SET EXERCISE: Copy the data precisely, keeping every character.

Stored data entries
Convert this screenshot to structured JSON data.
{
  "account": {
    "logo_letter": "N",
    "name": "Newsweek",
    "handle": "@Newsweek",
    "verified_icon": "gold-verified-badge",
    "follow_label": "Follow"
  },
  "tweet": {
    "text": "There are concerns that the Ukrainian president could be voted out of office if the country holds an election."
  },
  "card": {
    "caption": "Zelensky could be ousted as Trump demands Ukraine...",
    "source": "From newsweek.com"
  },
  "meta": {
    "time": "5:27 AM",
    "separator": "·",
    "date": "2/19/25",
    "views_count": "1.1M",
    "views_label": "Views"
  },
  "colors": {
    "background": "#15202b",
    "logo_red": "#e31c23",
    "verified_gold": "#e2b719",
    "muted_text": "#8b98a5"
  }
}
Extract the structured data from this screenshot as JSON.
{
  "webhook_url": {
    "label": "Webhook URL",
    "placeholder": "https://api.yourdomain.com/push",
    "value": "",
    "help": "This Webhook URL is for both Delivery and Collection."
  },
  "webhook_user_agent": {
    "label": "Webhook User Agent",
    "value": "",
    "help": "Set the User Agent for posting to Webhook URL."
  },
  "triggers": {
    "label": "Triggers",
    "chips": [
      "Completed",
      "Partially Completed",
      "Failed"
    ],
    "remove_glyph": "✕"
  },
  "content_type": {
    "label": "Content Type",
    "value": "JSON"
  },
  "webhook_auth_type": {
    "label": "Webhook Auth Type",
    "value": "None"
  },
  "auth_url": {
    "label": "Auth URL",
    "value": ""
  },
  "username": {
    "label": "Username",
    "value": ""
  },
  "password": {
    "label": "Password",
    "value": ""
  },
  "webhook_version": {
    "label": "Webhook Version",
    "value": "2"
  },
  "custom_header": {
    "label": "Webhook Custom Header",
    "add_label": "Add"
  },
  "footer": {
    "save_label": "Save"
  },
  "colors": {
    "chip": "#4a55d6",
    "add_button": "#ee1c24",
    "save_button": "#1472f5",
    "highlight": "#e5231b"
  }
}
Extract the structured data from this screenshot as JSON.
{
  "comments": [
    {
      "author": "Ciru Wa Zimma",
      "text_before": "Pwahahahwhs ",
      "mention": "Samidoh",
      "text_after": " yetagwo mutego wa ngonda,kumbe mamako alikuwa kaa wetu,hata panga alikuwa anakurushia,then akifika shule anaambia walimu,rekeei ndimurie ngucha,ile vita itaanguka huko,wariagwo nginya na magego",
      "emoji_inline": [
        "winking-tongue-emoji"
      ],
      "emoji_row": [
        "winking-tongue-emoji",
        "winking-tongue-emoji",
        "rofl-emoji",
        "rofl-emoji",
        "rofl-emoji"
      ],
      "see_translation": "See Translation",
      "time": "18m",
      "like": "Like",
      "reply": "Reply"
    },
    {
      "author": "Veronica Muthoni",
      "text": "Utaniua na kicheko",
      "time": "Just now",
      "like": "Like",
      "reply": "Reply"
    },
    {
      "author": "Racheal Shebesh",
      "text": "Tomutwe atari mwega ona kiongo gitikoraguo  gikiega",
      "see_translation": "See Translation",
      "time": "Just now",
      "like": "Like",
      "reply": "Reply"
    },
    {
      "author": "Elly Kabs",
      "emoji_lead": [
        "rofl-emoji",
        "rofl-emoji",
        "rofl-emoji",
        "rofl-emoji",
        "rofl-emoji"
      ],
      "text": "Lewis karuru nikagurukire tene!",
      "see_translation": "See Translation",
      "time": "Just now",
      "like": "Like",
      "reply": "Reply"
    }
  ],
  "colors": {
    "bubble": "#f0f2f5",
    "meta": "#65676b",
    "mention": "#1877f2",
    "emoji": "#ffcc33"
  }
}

FINISHED ANSWER:
Convert this screenshot to structured JSON data.
{
  "account": {
    "logo_letter": "N",
    "name": "Newsweek",
    "handle": "@Newsweek",
    "verified_icon": "gold-verified-badge",
    "follow_label": "Follow"
  },
  "tweet": {
    "text": "There are concerns that the Ukrainian president could be voted out of office if the country holds an election."
  },
  "card": {
    "caption": "Zelensky could be ousted as Trump demands Ukraine...",
    "source": "From newsweek.com"
  },
  "meta": {
    "time": "5:27 AM",
    "separator": "·",
    "date": "2/19/25",
    "views_count": "1.1M",
    "views_label": "Views"
  },
  "colors": {
    "background": "#15202b",
    "logo_red": "#e31c23",
    "verified_gold": "#e2b719",
    "muted_text": "#8b98a5"
  }
}
Extract the structured data from this screenshot as JSON.
{
  "webhook_url": {
    "label": "Webhook URL",
    "placeholder": "https://api.yourdomain.com/push",
    "value": "",
    "help": "This Webhook URL is for both Delivery and Collection."
  },
  "webhook_user_agent": {
    "label": "Webhook User Agent",
    "value": "",
    "help": "Set the User Agent for posting to Webhook URL."
  },
  "triggers": {
    "label": "Triggers",
    "chips": [
      "Completed",
      "Partially Completed",
      "Failed"
    ],
    "remove_glyph": "✕"
  },
  "content_type": {
    "label": "Content Type",
    "value": "JSON"
  },
  "webhook_auth_type": {
    "label": "Webhook Auth Type",
    "value": "None"
  },
  "auth_url": {
    "label": "Auth URL",
    "value": ""
  },
  "username": {
    "label": "Username",
    "value": ""
  },
  "password": {
    "label": "Password",
    "value": ""
  },
  "webhook_version": {
    "label": "Webhook Version",
    "value": "2"
  },
  "custom_header": {
    "label": "Webhook Custom Header",
    "add_label": "Add"
  },
  "footer": {
    "save_label": "Save"
  },
  "colors": {
    "chip": "#4a55d6",
    "add_button": "#ee1c24",
    "save_button": "#1472f5",
    "highlight": "#e5231b"
  }
}
Extract the structured data from this screenshot as JSON.
{
  "comments": [
    {
      "author": "Ciru Wa Zimma",
      "text_before": "Pwahahahwhs ",
      "mention": "Samidoh",
      "text_after": " yetagwo mutego wa ngonda,kumbe mamako alikuwa kaa wetu,hata panga alikuwa anakurushia,then akifika shule anaambia walimu,rekeei ndimurie ngucha,ile vita itaanguka huko,wariagwo nginya na magego",
      "emoji_inline": [
        "winking-tongue-emoji"
      ],
      "emoji_row": [
        "winking-tongue-emoji",
        "winking-tongue-emoji",
        "rofl-emoji",
        "rofl-emoji",
        "rofl-emoji"
      ],
      "see_translation": "See Translation",
      "time": "18m",
      "like": "Like",
      "reply": "Reply"
    },
    {
      "author": "Veronica Muthoni",
      "text": "Utaniua na kicheko",
      "time": "Just now",
      "like": "Like",
      "reply": "Reply"
    },
    {
      "author": "Racheal Shebesh",
      "text": "Tomutwe atari mwega ona kiongo gitikoraguo  gikiega",
      "see_translation": "See Translation",
      "time": "Just now",
      "like": "Like",
      "reply": "Reply"
    },
    {
      "author": "Elly Kabs",
      "emoji_lead": [
        "rofl-emoji",
        "rofl-emoji",
        "rofl-emoji",
        "rofl-emoji",
        "rofl-emoji"
      ],
      "text": "Lewis karuru nikagurukire tene!",
      "see_translation": "See Translation",
      "time": "Just now",
      "like": "Like",
      "reply": "Reply"
    }
  ],
  "colors": {
    "bubble": "#f0f2f5",
    "meta": "#65676b",
    "mention": "#1877f2",
    "emoji": "#ffcc33"
  }
}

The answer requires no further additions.